--- OBJECTIVE ---
Copy exactly, and only, the lines from the line containing "Type out the text in this image." through the last line of the records below, both included, and leave out any pictures.

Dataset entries
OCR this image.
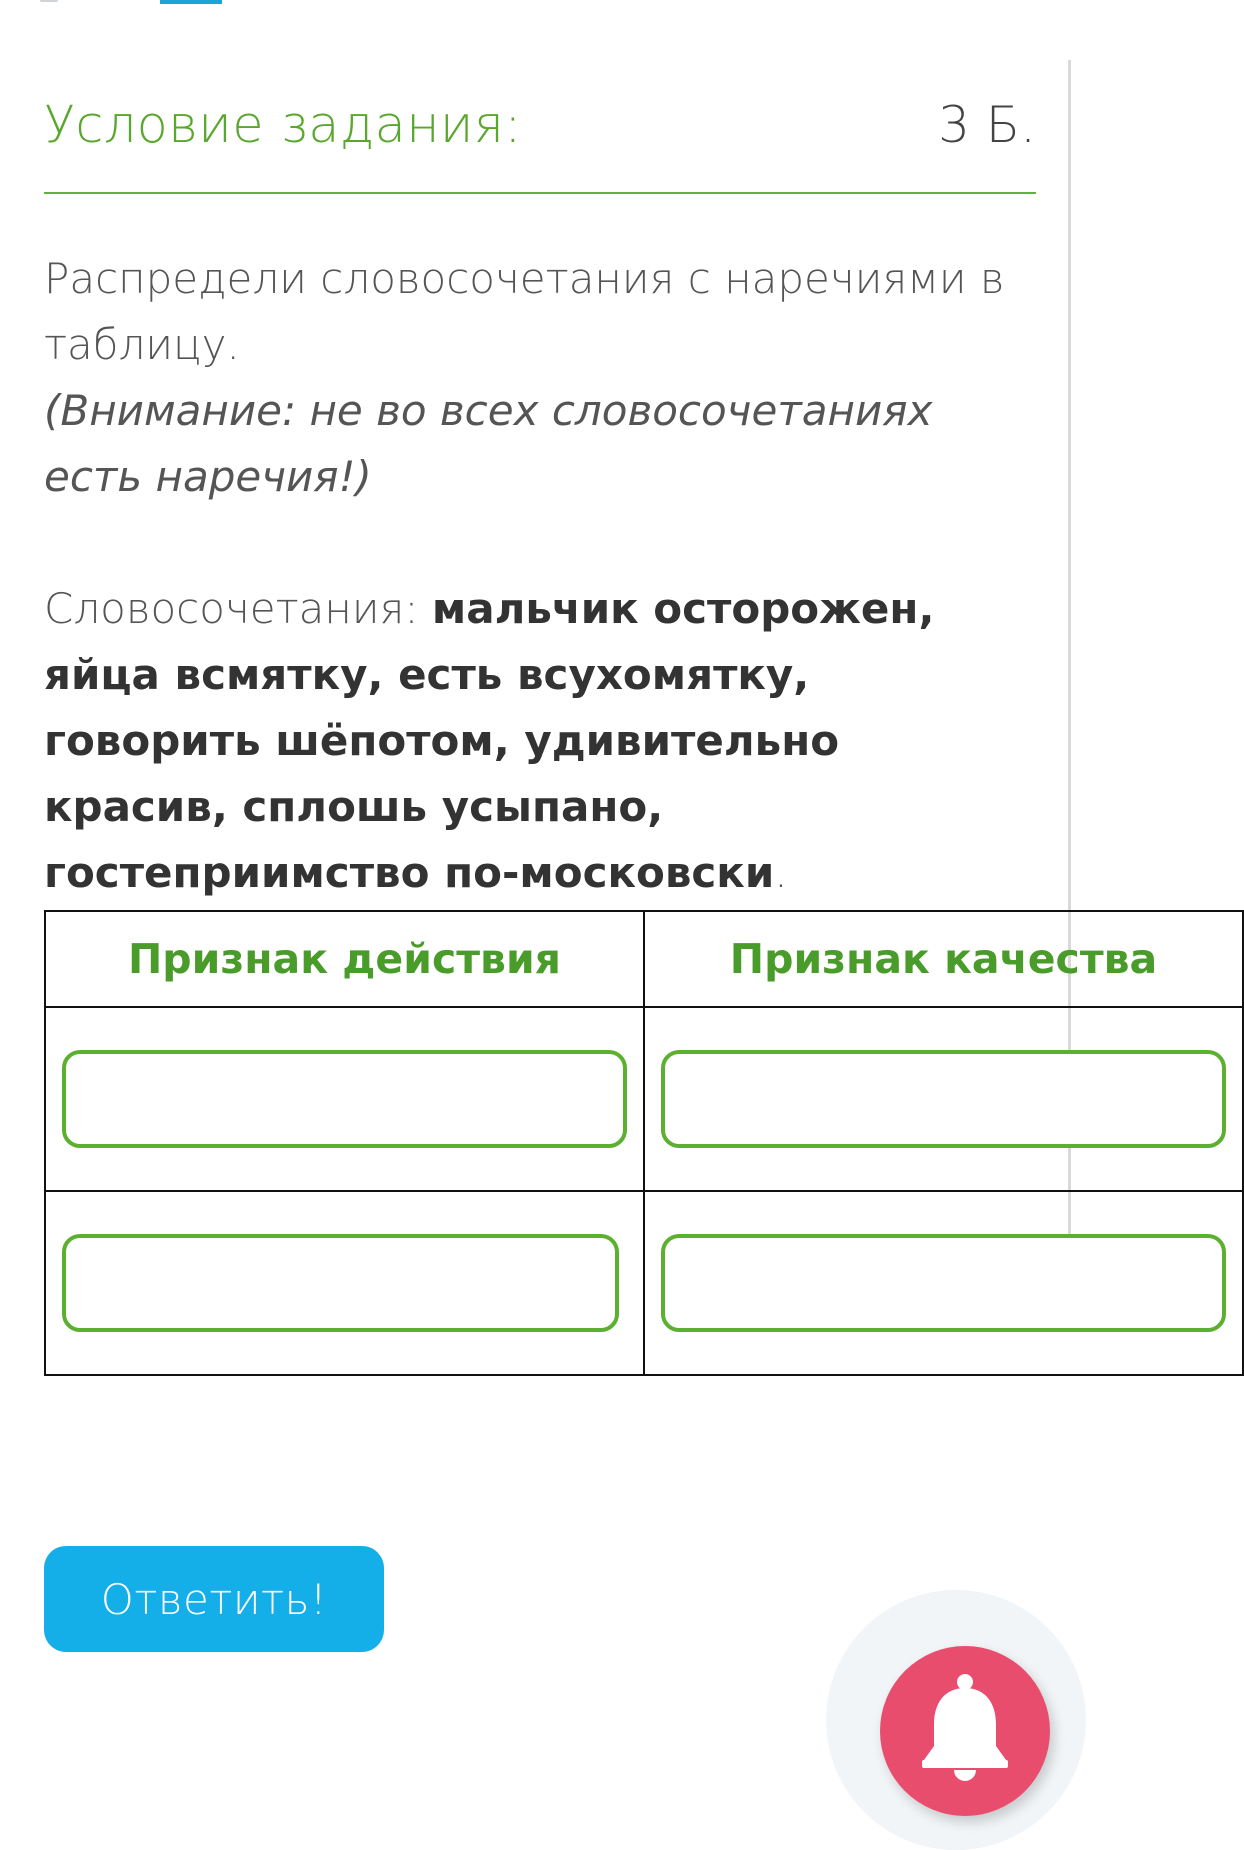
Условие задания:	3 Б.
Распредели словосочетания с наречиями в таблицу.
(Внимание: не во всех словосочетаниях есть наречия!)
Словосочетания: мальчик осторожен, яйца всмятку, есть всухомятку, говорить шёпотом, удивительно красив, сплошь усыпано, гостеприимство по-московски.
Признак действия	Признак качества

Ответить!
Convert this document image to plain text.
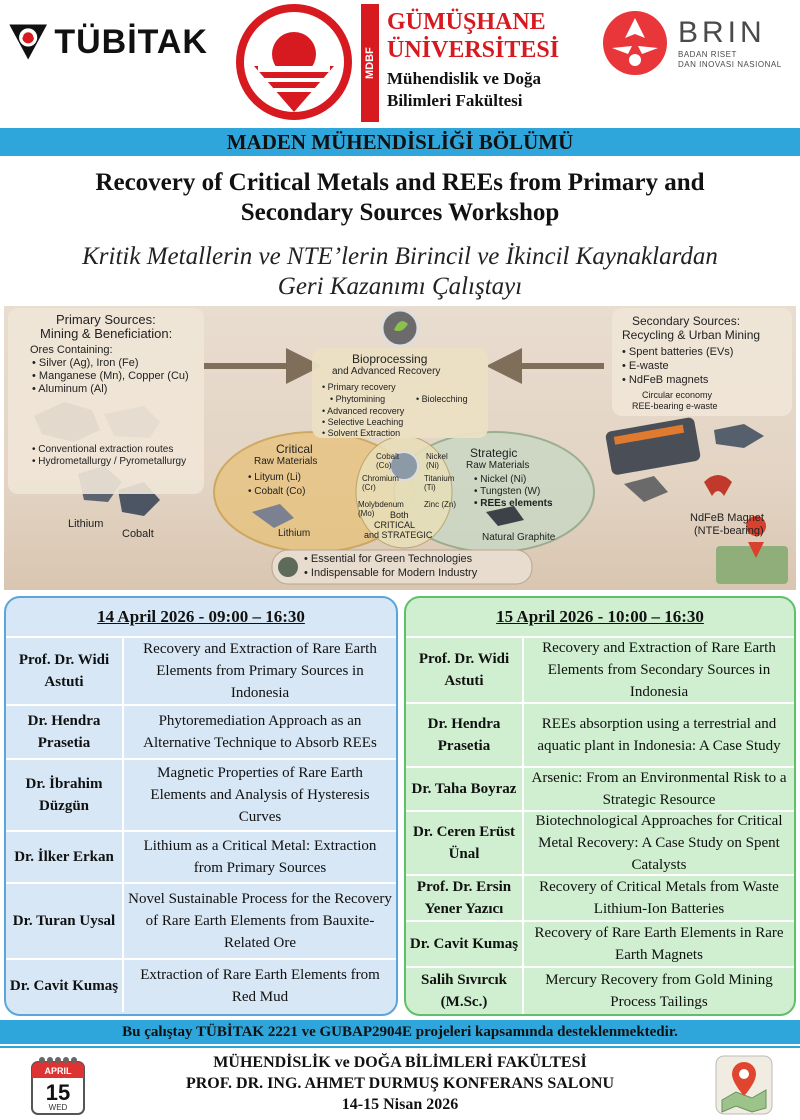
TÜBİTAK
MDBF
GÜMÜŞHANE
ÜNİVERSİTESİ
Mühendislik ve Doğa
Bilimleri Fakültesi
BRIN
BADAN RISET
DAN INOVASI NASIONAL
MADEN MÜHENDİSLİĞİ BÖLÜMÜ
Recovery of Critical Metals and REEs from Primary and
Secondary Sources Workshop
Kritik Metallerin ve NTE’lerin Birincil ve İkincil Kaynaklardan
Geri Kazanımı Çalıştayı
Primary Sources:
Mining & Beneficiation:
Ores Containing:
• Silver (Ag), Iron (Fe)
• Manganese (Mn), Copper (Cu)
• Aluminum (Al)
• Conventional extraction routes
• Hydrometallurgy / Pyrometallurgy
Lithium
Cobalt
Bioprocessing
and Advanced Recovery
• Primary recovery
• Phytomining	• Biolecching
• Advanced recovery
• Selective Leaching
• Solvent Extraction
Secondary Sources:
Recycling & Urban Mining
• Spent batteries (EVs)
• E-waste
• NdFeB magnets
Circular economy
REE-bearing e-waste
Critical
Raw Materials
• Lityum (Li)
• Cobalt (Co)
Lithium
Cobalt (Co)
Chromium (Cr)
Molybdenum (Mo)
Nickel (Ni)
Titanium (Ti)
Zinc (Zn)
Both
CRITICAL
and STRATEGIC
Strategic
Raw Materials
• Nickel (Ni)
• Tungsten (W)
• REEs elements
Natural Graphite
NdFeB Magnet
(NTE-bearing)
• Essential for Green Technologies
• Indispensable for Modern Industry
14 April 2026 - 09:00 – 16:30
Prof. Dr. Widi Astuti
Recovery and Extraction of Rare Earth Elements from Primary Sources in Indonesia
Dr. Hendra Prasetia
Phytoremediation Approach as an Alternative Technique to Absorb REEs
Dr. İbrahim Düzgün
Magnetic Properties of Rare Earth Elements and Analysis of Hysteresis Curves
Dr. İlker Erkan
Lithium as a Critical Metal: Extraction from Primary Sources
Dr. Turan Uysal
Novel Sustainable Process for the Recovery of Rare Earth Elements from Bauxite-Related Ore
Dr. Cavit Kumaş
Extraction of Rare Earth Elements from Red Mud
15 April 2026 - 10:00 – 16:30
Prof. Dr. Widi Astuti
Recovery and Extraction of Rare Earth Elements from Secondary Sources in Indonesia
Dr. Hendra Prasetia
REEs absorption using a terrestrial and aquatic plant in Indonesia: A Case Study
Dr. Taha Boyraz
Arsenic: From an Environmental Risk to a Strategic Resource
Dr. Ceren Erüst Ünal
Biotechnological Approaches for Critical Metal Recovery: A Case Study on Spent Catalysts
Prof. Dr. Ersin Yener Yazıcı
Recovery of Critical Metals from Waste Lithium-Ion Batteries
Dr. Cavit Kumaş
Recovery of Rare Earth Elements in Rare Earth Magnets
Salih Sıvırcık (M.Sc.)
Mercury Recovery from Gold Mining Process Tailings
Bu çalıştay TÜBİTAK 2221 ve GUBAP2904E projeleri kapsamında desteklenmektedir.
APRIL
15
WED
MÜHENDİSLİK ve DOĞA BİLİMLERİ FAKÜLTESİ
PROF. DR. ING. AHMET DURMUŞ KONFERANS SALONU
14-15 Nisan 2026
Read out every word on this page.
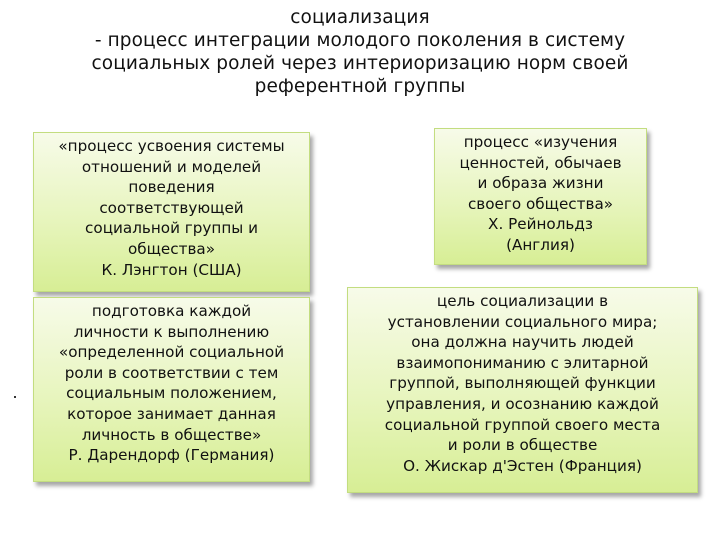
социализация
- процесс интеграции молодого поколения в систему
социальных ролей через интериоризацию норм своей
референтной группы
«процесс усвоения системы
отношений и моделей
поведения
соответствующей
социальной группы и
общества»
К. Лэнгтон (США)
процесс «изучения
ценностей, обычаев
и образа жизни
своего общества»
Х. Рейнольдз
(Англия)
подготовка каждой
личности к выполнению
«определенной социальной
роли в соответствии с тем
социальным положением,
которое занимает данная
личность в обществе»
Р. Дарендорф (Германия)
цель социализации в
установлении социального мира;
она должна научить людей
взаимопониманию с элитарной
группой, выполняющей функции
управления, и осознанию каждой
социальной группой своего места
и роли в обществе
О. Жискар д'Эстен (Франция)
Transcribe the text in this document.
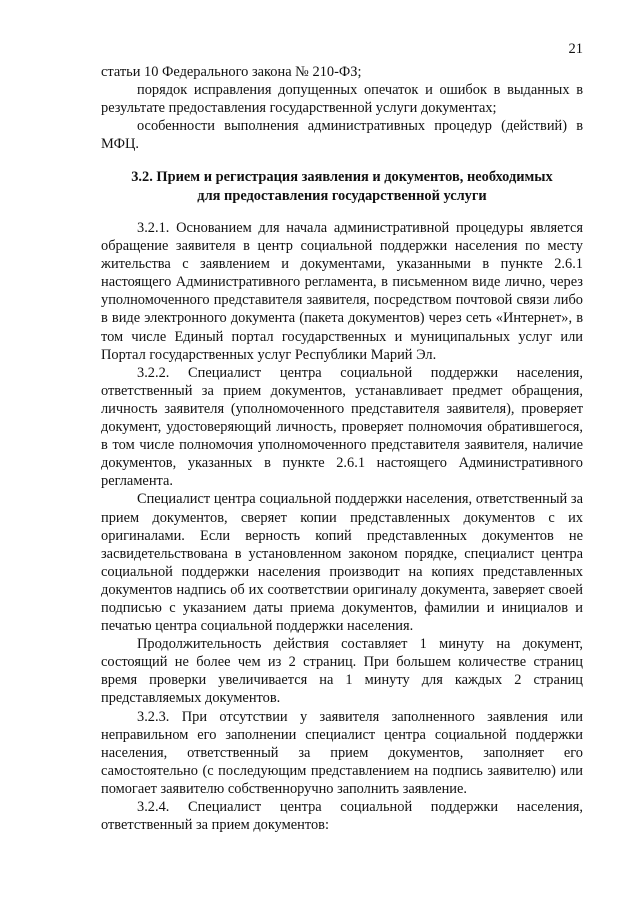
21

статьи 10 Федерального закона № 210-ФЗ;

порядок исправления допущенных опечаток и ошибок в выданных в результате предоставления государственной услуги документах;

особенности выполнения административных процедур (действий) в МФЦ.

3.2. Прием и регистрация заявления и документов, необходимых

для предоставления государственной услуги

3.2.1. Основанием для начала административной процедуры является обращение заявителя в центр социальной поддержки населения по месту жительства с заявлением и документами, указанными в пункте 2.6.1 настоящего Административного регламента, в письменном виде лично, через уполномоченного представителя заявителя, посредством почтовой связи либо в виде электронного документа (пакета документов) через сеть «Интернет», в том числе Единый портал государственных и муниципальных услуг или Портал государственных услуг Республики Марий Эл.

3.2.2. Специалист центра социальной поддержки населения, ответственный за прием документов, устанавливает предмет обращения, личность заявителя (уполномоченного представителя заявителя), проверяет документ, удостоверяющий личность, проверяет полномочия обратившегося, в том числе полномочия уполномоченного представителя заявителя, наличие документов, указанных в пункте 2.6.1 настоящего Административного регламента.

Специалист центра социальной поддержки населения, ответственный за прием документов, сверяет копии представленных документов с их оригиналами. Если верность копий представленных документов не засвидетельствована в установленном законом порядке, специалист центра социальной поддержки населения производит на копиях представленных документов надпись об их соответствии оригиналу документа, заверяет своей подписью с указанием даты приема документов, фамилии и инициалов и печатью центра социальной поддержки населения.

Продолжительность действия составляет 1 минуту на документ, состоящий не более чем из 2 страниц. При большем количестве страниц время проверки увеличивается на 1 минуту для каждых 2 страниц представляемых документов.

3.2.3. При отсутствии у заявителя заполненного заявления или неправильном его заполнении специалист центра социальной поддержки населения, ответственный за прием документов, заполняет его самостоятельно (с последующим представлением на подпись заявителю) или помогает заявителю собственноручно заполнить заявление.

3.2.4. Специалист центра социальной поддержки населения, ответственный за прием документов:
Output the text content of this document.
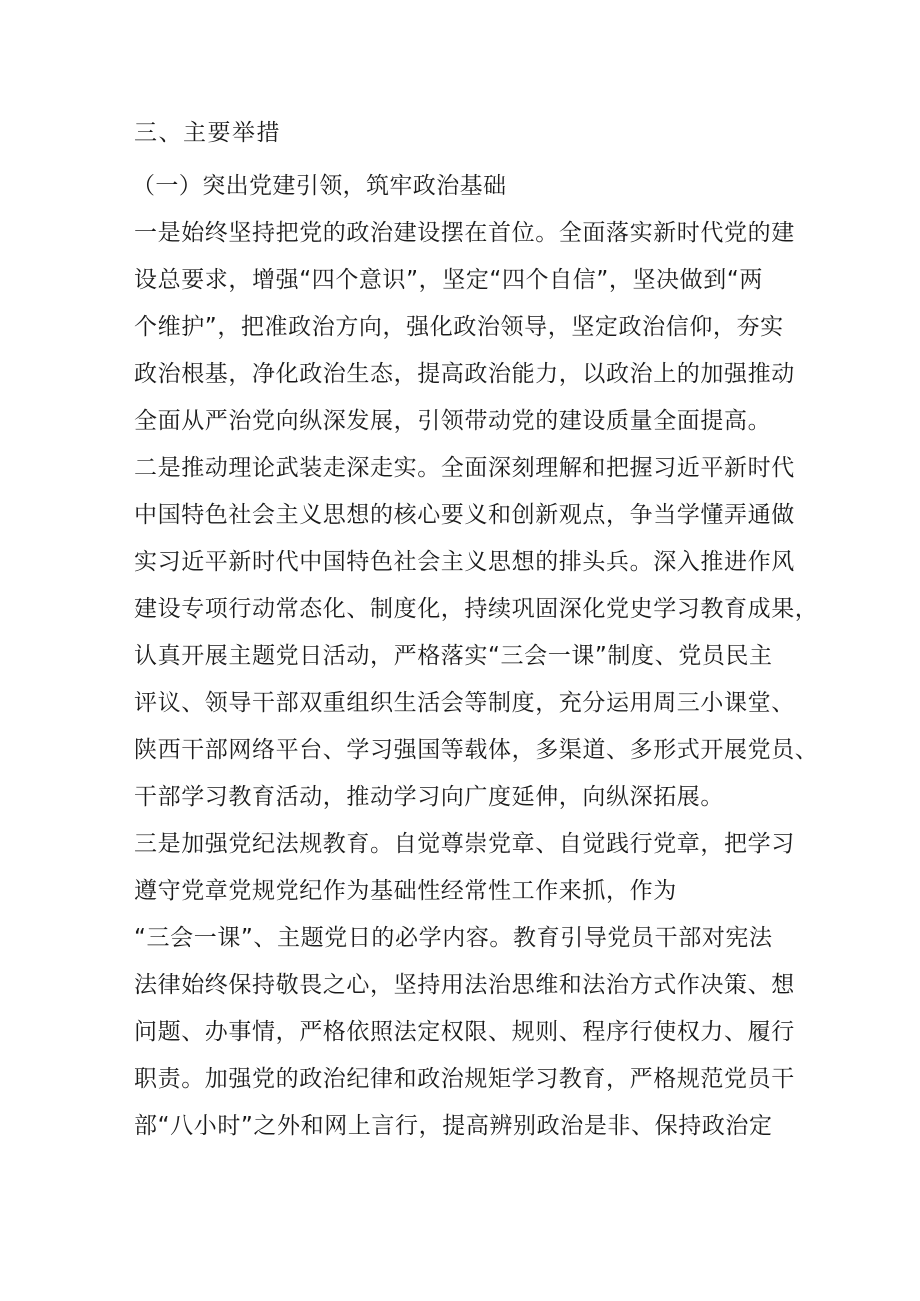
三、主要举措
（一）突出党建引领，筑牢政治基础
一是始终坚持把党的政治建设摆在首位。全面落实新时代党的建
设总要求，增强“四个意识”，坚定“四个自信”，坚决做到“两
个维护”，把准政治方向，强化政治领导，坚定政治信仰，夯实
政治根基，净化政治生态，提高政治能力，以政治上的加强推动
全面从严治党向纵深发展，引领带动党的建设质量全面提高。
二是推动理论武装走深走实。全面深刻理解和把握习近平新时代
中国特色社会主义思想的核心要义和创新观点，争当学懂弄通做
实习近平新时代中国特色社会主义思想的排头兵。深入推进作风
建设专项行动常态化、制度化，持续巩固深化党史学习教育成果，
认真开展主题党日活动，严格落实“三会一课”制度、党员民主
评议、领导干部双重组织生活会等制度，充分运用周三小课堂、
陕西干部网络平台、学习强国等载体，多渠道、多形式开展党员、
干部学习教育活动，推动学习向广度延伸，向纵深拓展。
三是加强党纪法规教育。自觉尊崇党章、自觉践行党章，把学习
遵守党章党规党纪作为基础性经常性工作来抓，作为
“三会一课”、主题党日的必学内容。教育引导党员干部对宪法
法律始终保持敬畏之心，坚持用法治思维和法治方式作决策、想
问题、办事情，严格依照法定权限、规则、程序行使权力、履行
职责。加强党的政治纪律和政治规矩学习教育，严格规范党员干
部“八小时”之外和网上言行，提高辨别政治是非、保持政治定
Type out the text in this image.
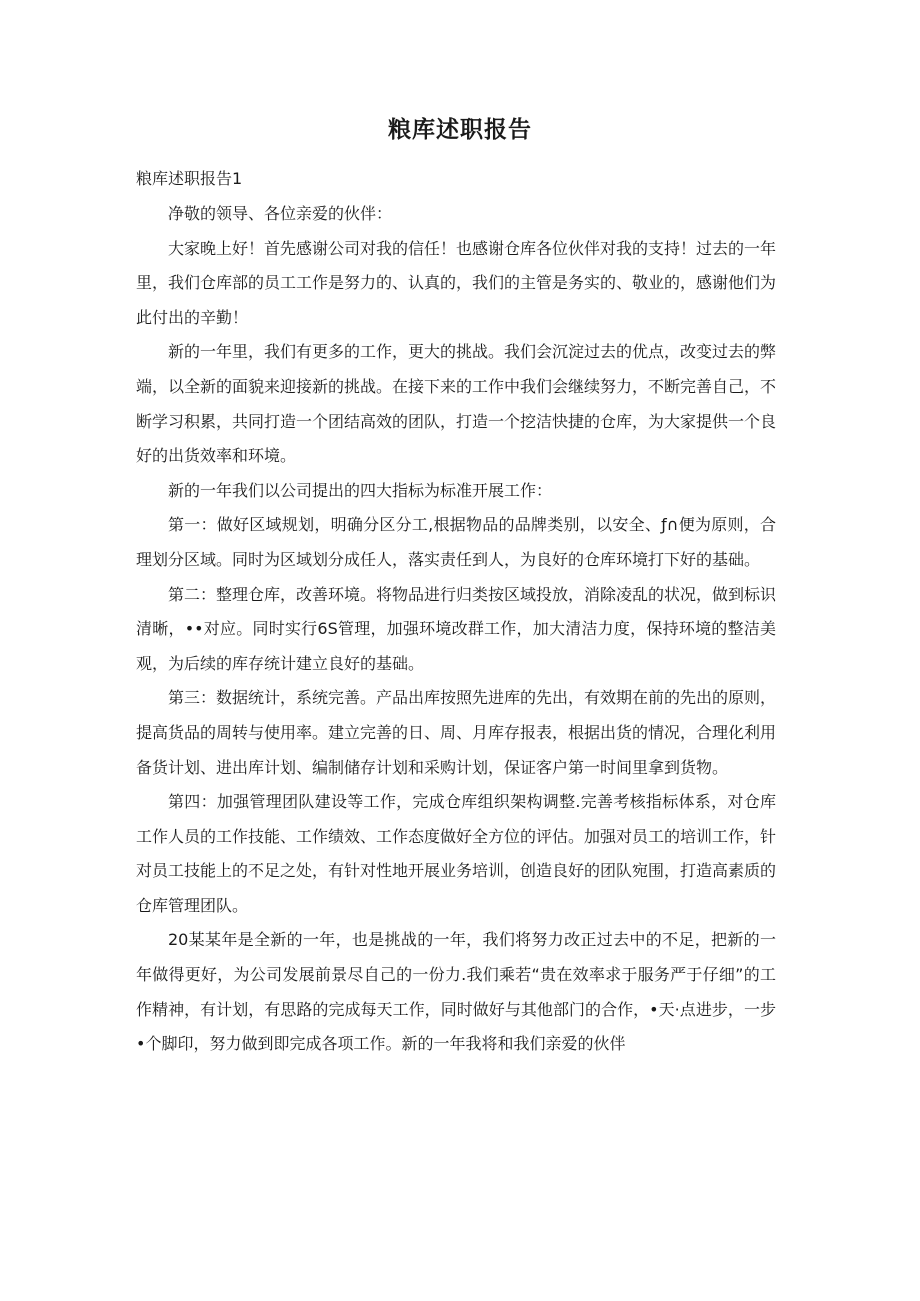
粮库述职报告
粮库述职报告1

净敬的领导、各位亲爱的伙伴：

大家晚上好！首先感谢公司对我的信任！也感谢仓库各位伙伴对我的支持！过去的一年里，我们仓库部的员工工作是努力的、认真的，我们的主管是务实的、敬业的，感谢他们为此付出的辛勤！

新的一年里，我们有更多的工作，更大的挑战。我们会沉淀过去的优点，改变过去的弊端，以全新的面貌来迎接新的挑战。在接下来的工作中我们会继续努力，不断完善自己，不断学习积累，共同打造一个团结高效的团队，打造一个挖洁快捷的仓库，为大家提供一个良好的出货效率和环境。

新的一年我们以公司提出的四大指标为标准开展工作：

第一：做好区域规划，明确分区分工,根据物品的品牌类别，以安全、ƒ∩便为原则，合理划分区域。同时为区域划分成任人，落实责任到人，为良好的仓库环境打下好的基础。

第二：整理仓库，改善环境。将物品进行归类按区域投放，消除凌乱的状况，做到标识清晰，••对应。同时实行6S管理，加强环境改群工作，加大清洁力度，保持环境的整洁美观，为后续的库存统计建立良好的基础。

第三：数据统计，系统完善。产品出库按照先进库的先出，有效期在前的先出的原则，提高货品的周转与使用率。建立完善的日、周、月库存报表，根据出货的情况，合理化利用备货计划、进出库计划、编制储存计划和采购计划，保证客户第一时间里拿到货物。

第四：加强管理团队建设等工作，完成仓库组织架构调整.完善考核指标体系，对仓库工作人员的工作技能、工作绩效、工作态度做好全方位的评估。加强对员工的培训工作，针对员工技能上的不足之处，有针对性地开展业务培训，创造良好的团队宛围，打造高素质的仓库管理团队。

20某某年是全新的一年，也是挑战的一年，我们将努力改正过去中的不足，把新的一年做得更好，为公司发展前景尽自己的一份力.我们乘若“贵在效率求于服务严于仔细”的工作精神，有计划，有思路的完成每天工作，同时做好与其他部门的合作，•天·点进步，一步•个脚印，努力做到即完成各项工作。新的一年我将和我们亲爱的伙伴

--- RESPONSE TO THIS EXERCISE ---
Type out the text in this image.
粮库述职报告
粮库述职报告1

净敬的领导、各位亲爱的伙伴：

大家晚上好！首先感谢公司对我的信任！也感谢仓库各位伙伴对我的支持！过去的一年里，我们仓库部的员工工作是努力的、认真的，我们的主管是务实的、敬业的，感谢他们为此付出的辛勤！

新的一年里，我们有更多的工作，更大的挑战。我们会沉淀过去的优点，改变过去的弊端，以全新的面貌来迎接新的挑战。在接下来的工作中我们会继续努力，不断完善自己，不断学习积累，共同打造一个团结高效的团队，打造一个挖洁快捷的仓库，为大家提供一个良好的出货效率和环境。

新的一年我们以公司提出的四大指标为标准开展工作：

第一：做好区域规划，明确分区分工,根据物品的品牌类别，以安全、ƒ∩便为原则，合理划分区域。同时为区域划分成任人，落实责任到人，为良好的仓库环境打下好的基础。

第二：整理仓库，改善环境。将物品进行归类按区域投放，消除凌乱的状况，做到标识清晰，••对应。同时实行6S管理，加强环境改群工作，加大清洁力度，保持环境的整洁美观，为后续的库存统计建立良好的基础。

第三：数据统计，系统完善。产品出库按照先进库的先出，有效期在前的先出的原则，提高货品的周转与使用率。建立完善的日、周、月库存报表，根据出货的情况，合理化利用备货计划、进出库计划、编制储存计划和采购计划，保证客户第一时间里拿到货物。

第四：加强管理团队建设等工作，完成仓库组织架构调整.完善考核指标体系，对仓库工作人员的工作技能、工作绩效、工作态度做好全方位的评估。加强对员工的培训工作，针对员工技能上的不足之处，有针对性地开展业务培训，创造良好的团队宛围，打造高素质的仓库管理团队。

20某某年是全新的一年，也是挑战的一年，我们将努力改正过去中的不足，把新的一年做得更好，为公司发展前景尽自己的一份力.我们乘若“贵在效率求于服务严于仔细”的工作精神，有计划，有思路的完成每天工作，同时做好与其他部门的合作，•天·点进步，一步•个脚印，努力做到即完成各项工作。新的一年我将和我们亲爱的伙伴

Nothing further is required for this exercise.